SUPPLIED TEXT -

---+---

If you are at risk of imprisonment, the magistrate will ask whether you have had legal advice, and advise you of your right to do so, before sentencing you. If the magistrate is not convinced that you have had adequate legal advice, they might pause or adjourn the case to give you a chance to do this.

Pleading ‘not guilty’ to a criminal charge

If the case does not ‘resolve’ – which means you disagree with the police’s version of what happened and could not reach an agreement during the summary case conference – the court will likely adjourn your case to a ‘contest mention’. 

A contest mention is a brief hearing where parties must say which issues are disputed, which prosecution witnesses need to attend a hearing to be cross-examined, and any other things that need to be done to prepare the evidence for a ‘contested hearing’. At a contested hearing, a magistrate hears all the evidence and decides whether the charges have been proven beyond reasonable doubt.

If your case is booked into a contest mention, you should request a full brief under section 39 of the CP Act. The full brief includes the evidence (e.g. documents, images and recordings) that the police prosecutor will rely on to prove the charge against you in court. A full brief is more detailed than a preliminary brief. 

Having this detailed brief is essential if you are going to contest the charge as you need to plan how you will challenge the evidence, which witnesses you will cross-examine, what questions you will ask the witnesses, and whether you need to call your own witnesses.

You also need further legal advice at this point – on the merit and likely outcome of your case, as well as on strategy and court procedures. In a criminal matter, there are many opportunities to try again to negotiate with the other party. You can also change your plea at many different points in the process, although after a certain point, it is not possible.

If you contest a matter and are found guilty, the penalty imposed on you could be more severe than if you had pleaded ‘guilty’ in the first place. This is because the law says that if you plead guilty from the start, you must get a less severe penalty than you would if you contested the case and were found guilty.

---+---

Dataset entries
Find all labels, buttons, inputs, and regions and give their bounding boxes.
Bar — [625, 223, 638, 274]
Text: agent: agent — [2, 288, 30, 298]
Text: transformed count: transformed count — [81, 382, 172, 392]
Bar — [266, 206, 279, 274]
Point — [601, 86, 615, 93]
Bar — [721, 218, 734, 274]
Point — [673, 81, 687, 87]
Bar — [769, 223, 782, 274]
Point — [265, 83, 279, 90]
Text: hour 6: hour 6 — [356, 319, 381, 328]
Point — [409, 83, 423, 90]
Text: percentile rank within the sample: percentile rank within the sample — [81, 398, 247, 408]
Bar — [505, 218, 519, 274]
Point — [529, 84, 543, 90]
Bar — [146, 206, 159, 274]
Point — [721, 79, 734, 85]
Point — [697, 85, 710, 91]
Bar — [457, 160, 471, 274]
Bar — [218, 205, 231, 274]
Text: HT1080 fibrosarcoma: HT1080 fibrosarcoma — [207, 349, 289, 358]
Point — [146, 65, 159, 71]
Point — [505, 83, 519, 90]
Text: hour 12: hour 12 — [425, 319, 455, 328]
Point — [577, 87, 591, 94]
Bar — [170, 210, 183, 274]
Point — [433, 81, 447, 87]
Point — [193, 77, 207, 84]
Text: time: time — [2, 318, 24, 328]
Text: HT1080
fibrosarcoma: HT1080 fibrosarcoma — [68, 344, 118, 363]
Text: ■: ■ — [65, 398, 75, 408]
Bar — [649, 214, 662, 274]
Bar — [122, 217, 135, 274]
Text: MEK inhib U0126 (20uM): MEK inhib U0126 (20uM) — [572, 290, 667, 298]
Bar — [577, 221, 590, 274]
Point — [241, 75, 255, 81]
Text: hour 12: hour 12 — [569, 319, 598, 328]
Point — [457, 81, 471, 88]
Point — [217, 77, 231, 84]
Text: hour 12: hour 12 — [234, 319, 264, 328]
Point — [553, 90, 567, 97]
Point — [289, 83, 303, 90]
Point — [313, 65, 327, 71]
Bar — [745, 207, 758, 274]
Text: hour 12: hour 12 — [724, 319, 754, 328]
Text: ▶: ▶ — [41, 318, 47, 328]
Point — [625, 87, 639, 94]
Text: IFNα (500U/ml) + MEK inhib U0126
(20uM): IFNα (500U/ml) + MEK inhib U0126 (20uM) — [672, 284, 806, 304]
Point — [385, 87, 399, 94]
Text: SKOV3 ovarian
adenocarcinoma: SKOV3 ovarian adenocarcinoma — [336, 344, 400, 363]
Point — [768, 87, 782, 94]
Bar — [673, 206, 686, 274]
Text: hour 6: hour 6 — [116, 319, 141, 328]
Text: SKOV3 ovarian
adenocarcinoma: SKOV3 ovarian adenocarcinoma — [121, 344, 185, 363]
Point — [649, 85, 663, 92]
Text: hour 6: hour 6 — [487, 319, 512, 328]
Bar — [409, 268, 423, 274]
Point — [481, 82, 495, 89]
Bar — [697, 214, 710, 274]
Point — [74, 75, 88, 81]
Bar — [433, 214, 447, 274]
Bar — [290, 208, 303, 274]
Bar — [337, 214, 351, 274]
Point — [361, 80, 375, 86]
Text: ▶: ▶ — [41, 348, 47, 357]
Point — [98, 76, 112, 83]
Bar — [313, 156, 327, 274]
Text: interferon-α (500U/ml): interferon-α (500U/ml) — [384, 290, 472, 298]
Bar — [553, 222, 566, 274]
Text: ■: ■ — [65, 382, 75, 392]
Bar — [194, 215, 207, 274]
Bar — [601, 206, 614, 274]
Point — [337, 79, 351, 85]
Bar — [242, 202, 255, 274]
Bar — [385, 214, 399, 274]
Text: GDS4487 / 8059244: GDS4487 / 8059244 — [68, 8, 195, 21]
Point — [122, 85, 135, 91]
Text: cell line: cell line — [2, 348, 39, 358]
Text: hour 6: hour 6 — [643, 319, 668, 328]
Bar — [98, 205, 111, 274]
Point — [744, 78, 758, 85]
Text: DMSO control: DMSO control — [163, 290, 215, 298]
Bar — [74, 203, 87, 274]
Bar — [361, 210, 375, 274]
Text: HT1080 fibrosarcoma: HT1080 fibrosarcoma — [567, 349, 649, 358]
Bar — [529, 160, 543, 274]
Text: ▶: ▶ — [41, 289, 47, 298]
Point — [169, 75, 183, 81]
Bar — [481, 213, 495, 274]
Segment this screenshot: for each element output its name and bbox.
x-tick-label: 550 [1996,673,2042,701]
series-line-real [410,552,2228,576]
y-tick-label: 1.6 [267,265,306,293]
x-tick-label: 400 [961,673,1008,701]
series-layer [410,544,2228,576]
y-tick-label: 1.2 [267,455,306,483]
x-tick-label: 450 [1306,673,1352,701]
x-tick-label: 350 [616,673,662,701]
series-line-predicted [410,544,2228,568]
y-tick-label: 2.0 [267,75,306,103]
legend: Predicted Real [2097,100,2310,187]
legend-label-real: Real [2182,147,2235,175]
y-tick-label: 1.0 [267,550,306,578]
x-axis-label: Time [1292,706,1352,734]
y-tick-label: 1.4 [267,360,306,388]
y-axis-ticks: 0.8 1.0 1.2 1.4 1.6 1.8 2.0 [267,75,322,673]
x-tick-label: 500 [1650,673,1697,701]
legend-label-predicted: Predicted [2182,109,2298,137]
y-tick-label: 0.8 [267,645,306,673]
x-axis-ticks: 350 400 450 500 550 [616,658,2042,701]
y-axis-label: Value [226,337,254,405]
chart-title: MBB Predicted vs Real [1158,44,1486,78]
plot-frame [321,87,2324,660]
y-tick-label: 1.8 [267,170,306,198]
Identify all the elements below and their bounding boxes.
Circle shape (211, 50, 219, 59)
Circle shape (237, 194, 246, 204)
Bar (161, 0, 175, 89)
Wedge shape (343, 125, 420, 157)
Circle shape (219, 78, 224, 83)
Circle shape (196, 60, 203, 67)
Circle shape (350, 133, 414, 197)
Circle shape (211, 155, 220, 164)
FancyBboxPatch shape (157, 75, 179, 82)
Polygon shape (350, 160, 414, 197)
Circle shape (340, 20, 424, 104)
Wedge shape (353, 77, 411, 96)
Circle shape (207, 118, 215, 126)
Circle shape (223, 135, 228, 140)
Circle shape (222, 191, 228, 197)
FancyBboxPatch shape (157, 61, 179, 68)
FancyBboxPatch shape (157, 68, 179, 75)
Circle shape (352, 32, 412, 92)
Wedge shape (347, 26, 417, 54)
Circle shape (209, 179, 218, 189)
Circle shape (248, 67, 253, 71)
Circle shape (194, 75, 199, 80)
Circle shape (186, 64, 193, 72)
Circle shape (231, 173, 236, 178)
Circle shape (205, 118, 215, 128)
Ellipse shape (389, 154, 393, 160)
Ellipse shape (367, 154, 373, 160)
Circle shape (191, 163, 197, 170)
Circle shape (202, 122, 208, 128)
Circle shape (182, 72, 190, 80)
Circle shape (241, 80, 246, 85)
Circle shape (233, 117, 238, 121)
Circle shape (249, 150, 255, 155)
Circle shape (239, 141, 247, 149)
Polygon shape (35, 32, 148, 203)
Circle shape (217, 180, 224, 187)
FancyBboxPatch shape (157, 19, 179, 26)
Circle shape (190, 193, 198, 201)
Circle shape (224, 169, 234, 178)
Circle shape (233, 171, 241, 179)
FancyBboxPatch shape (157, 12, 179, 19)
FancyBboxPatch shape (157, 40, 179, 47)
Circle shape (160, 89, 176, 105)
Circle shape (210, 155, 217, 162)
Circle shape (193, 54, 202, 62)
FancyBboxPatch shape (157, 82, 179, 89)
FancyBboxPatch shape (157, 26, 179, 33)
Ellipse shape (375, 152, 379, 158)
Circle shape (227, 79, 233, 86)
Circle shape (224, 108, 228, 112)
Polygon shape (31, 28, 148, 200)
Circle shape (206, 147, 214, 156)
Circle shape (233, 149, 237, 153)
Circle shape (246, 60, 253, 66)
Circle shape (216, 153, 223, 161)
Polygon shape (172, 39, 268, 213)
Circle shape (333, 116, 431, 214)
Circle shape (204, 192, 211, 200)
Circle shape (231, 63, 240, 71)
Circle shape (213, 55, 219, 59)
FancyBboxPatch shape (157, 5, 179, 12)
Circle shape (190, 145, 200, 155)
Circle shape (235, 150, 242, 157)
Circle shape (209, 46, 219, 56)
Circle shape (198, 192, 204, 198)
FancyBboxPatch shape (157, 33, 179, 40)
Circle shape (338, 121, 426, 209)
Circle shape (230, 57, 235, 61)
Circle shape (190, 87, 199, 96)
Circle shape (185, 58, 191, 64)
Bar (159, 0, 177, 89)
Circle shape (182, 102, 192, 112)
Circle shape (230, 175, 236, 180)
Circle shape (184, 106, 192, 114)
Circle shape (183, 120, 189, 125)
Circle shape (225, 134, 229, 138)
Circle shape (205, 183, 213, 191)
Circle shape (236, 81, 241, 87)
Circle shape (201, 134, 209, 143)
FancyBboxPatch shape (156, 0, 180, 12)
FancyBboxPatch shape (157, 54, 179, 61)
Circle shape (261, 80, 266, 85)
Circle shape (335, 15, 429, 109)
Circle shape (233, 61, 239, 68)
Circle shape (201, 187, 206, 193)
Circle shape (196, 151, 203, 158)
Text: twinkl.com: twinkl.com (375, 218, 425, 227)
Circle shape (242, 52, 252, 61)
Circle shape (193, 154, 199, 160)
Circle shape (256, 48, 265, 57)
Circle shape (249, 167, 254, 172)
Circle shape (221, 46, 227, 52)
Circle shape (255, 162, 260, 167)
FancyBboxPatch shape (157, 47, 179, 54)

---+---

WORK INSTRUCTION 1 -
Answer these questions from the passage on pleading not guilty.
(a) Under which section of the CP Act should you request a full brief?
(b) What will the magistrate ask before sentencing someone at risk of imprisonment?
(c) At a contested hearing, to what standard must the charges be proven?
WORK INSTRUCTION 2 - Extract everything from "Pleading ‘not guilty’" down to "beyond reasonable doubt." in the passage on pleading not guilty, copying it word for word.

RESULT 1 -
(a) Section 39.
(b) Whether you have had legal advice.
(c) Beyond reasonable doubt.

RESULT 2 -
Pleading ‘not guilty’ to a criminal charge

If the case does not ‘resolve’ – which means you disagree with the police’s version of what happened and could not reach an agreement during the summary case conference – the court will likely adjourn your case to a ‘contest mention’. 

A contest mention is a brief hearing where parties must say which issues are disputed, which prosecution witnesses need to attend a hearing to be cross-examined, and any other things that need to be done to prepare the evidence for a ‘contested hearing’. At a contested hearing, a magistrate hears all the evidence and decides whether the charges have been proven beyond reasonable doubt.